Work required:
Copy each line of the data below with the word "title".
** start **
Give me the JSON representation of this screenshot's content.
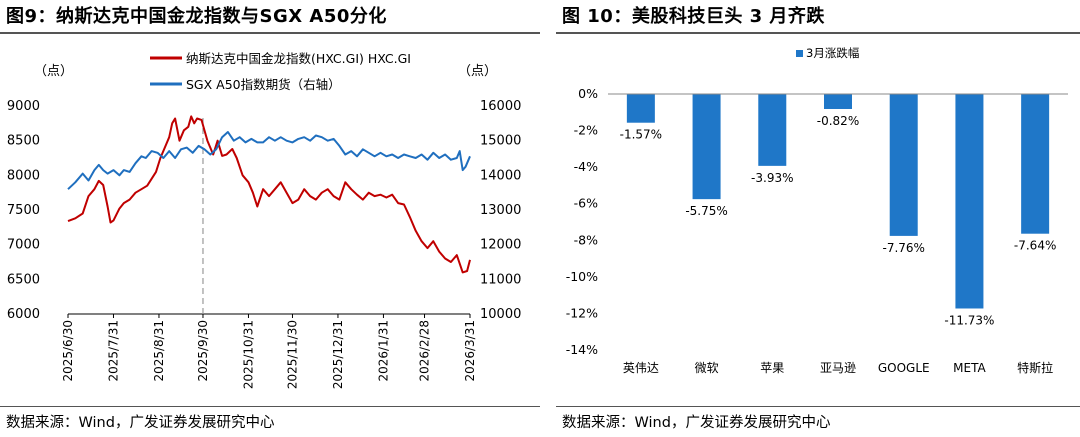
{
  "figures": [
    {
      "title": "图9：纳斯达克中国金龙指数与SGX A50分化",
      "source": "数据来源：Wind，广发证券发展研究中心"
    },
    {
      "title": "图 10：美股科技巨头 3 月齐跌",
      "source": "数据来源：Wind，广发证券发展研究中心"
    }
  ],
  "chart_data": [
    {
      "type": "line",
      "title": "",
      "left_axis_unit": "（点）",
      "right_axis_unit": "（点）",
      "ylim_left": [
        6000,
        9000
      ],
      "yticks_left": [
        "9000",
        "8500",
        "8000",
        "7500",
        "7000",
        "6500",
        "6000"
      ],
      "ylim_right": [
        10000,
        16000
      ],
      "yticks_right": [
        "16000",
        "15000",
        "14000",
        "13000",
        "12000",
        "11000",
        "10000"
      ],
      "x_tick_labels": [
        "2025/6/30",
        "2025/7/31",
        "2025/8/31",
        "2025/9/30",
        "2025/10/31",
        "2025/11/30",
        "2025/12/31",
        "2026/1/31",
        "2026/2/28",
        "2026/3/31"
      ],
      "xlim": [
        "2025-06-30",
        "2026-03-31"
      ],
      "vline": "2025-09-30",
      "legend_position": "top",
      "grid": false,
      "series": [
        {
          "name": "纳斯达克中国金龙指数(HXC.GI) HXC.GI",
          "axis": "left",
          "color": "#c00000",
          "points": [
            [
              "2025-06-30",
              7340
            ],
            [
              "2025-07-05",
              7380
            ],
            [
              "2025-07-10",
              7450
            ],
            [
              "2025-07-14",
              7700
            ],
            [
              "2025-07-18",
              7800
            ],
            [
              "2025-07-21",
              7920
            ],
            [
              "2025-07-24",
              7860
            ],
            [
              "2025-07-27",
              7550
            ],
            [
              "2025-07-29",
              7320
            ],
            [
              "2025-07-31",
              7350
            ],
            [
              "2025-08-04",
              7520
            ],
            [
              "2025-08-07",
              7600
            ],
            [
              "2025-08-11",
              7650
            ],
            [
              "2025-08-15",
              7750
            ],
            [
              "2025-08-19",
              7800
            ],
            [
              "2025-08-23",
              7850
            ],
            [
              "2025-08-26",
              7950
            ],
            [
              "2025-08-29",
              8050
            ],
            [
              "2025-09-01",
              8250
            ],
            [
              "2025-09-04",
              8400
            ],
            [
              "2025-09-07",
              8550
            ],
            [
              "2025-09-09",
              8750
            ],
            [
              "2025-09-11",
              8820
            ],
            [
              "2025-09-14",
              8500
            ],
            [
              "2025-09-17",
              8650
            ],
            [
              "2025-09-20",
              8700
            ],
            [
              "2025-09-22",
              8850
            ],
            [
              "2025-09-24",
              8750
            ],
            [
              "2025-09-26",
              8820
            ],
            [
              "2025-09-29",
              8800
            ],
            [
              "2025-10-03",
              8500
            ],
            [
              "2025-10-07",
              8300
            ],
            [
              "2025-10-10",
              8500
            ],
            [
              "2025-10-13",
              8280
            ],
            [
              "2025-10-16",
              8300
            ],
            [
              "2025-10-20",
              8380
            ],
            [
              "2025-10-23",
              8250
            ],
            [
              "2025-10-27",
              8000
            ],
            [
              "2025-10-31",
              7900
            ],
            [
              "2025-11-03",
              7750
            ],
            [
              "2025-11-06",
              7550
            ],
            [
              "2025-11-10",
              7800
            ],
            [
              "2025-11-14",
              7700
            ],
            [
              "2025-11-18",
              7800
            ],
            [
              "2025-11-22",
              7900
            ],
            [
              "2025-11-26",
              7750
            ],
            [
              "2025-11-30",
              7600
            ],
            [
              "2025-12-04",
              7650
            ],
            [
              "2025-12-08",
              7800
            ],
            [
              "2025-12-12",
              7700
            ],
            [
              "2025-12-16",
              7650
            ],
            [
              "2025-12-20",
              7750
            ],
            [
              "2025-12-24",
              7800
            ],
            [
              "2025-12-28",
              7700
            ],
            [
              "2026-01-01",
              7650
            ],
            [
              "2026-01-05",
              7900
            ],
            [
              "2026-01-09",
              7800
            ],
            [
              "2026-01-13",
              7720
            ],
            [
              "2026-01-17",
              7650
            ],
            [
              "2026-01-21",
              7750
            ],
            [
              "2026-01-25",
              7700
            ],
            [
              "2026-01-29",
              7720
            ],
            [
              "2026-02-02",
              7680
            ],
            [
              "2026-02-06",
              7720
            ],
            [
              "2026-02-10",
              7600
            ],
            [
              "2026-02-14",
              7580
            ],
            [
              "2026-02-18",
              7400
            ],
            [
              "2026-02-22",
              7200
            ],
            [
              "2026-02-26",
              7050
            ],
            [
              "2026-03-02",
              6950
            ],
            [
              "2026-03-06",
              7050
            ],
            [
              "2026-03-10",
              6900
            ],
            [
              "2026-03-14",
              6800
            ],
            [
              "2026-03-18",
              6750
            ],
            [
              "2026-03-22",
              6850
            ],
            [
              "2026-03-26",
              6600
            ],
            [
              "2026-03-29",
              6620
            ],
            [
              "2026-03-31",
              6780
            ]
          ]
        },
        {
          "name": "SGX A50指数期货（右轴）",
          "axis": "right",
          "color": "#1f6fbf",
          "points": [
            [
              "2025-06-30",
              13600
            ],
            [
              "2025-07-05",
              13800
            ],
            [
              "2025-07-10",
              14050
            ],
            [
              "2025-07-14",
              13850
            ],
            [
              "2025-07-18",
              14150
            ],
            [
              "2025-07-21",
              14300
            ],
            [
              "2025-07-24",
              14150
            ],
            [
              "2025-07-27",
              14050
            ],
            [
              "2025-07-31",
              14150
            ],
            [
              "2025-08-04",
              14000
            ],
            [
              "2025-08-07",
              14150
            ],
            [
              "2025-08-11",
              14100
            ],
            [
              "2025-08-15",
              14350
            ],
            [
              "2025-08-19",
              14550
            ],
            [
              "2025-08-22",
              14500
            ],
            [
              "2025-08-26",
              14700
            ],
            [
              "2025-08-30",
              14650
            ],
            [
              "2025-09-03",
              14500
            ],
            [
              "2025-09-07",
              14700
            ],
            [
              "2025-09-11",
              14500
            ],
            [
              "2025-09-15",
              14750
            ],
            [
              "2025-09-19",
              14800
            ],
            [
              "2025-09-23",
              14650
            ],
            [
              "2025-09-27",
              14850
            ],
            [
              "2025-10-01",
              14750
            ],
            [
              "2025-10-05",
              14600
            ],
            [
              "2025-10-09",
              14750
            ],
            [
              "2025-10-13",
              15100
            ],
            [
              "2025-10-17",
              15250
            ],
            [
              "2025-10-21",
              15000
            ],
            [
              "2025-10-25",
              15100
            ],
            [
              "2025-10-29",
              14950
            ],
            [
              "2025-11-02",
              15050
            ],
            [
              "2025-11-06",
              14950
            ],
            [
              "2025-11-10",
              14950
            ],
            [
              "2025-11-14",
              15100
            ],
            [
              "2025-11-18",
              15000
            ],
            [
              "2025-11-22",
              15100
            ],
            [
              "2025-11-26",
              15000
            ],
            [
              "2025-11-30",
              14950
            ],
            [
              "2025-12-04",
              15050
            ],
            [
              "2025-12-08",
              15100
            ],
            [
              "2025-12-12",
              15000
            ],
            [
              "2025-12-16",
              15150
            ],
            [
              "2025-12-20",
              15100
            ],
            [
              "2025-12-24",
              15000
            ],
            [
              "2025-12-28",
              15050
            ],
            [
              "2026-01-01",
              14850
            ],
            [
              "2026-01-05",
              14600
            ],
            [
              "2026-01-09",
              14700
            ],
            [
              "2026-01-13",
              14550
            ],
            [
              "2026-01-17",
              14750
            ],
            [
              "2026-01-21",
              14650
            ],
            [
              "2026-01-25",
              14550
            ],
            [
              "2026-01-29",
              14650
            ],
            [
              "2026-02-02",
              14550
            ],
            [
              "2026-02-06",
              14600
            ],
            [
              "2026-02-10",
              14500
            ],
            [
              "2026-02-14",
              14600
            ],
            [
              "2026-02-18",
              14550
            ],
            [
              "2026-02-22",
              14500
            ],
            [
              "2026-02-26",
              14600
            ],
            [
              "2026-03-02",
              14450
            ],
            [
              "2026-03-06",
              14650
            ],
            [
              "2026-03-10",
              14500
            ],
            [
              "2026-03-14",
              14600
            ],
            [
              "2026-03-18",
              14450
            ],
            [
              "2026-03-22",
              14500
            ],
            [
              "2026-03-24",
              14700
            ],
            [
              "2026-03-26",
              14150
            ],
            [
              "2026-03-28",
              14250
            ],
            [
              "2026-03-31",
              14550
            ]
          ]
        }
      ]
    },
    {
      "type": "bar",
      "title": "",
      "legend_position": "top-left",
      "grid": false,
      "ylim": [
        -14,
        0
      ],
      "yticks": [
        "0%",
        "-2%",
        "-4%",
        "-6%",
        "-8%",
        "-10%",
        "-12%",
        "-14%"
      ],
      "categories": [
        "英伟达",
        "微软",
        "苹果",
        "亚马逊",
        "GOOGLE",
        "META",
        "特斯拉"
      ],
      "series": [
        {
          "name": "3月涨跌幅",
          "color": "#1f77c8",
          "values": [
            -1.57,
            -5.75,
            -3.93,
            -0.82,
            -7.76,
            -11.73,
            -7.64
          ],
          "labels": [
            "-1.57%",
            "-5.75%",
            "-3.93%",
            "-0.82%",
            "-7.76%",
            "-11.73%",
            "-7.64%"
          ]
        }
      ]
    }
  ]
}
** end **
Output:
      "title": "图9：纳斯达克中国金龙指数与SGX A50分化",
      "title": "图 10：美股科技巨头 3 月齐跌",
      "title": "",
      "title": "",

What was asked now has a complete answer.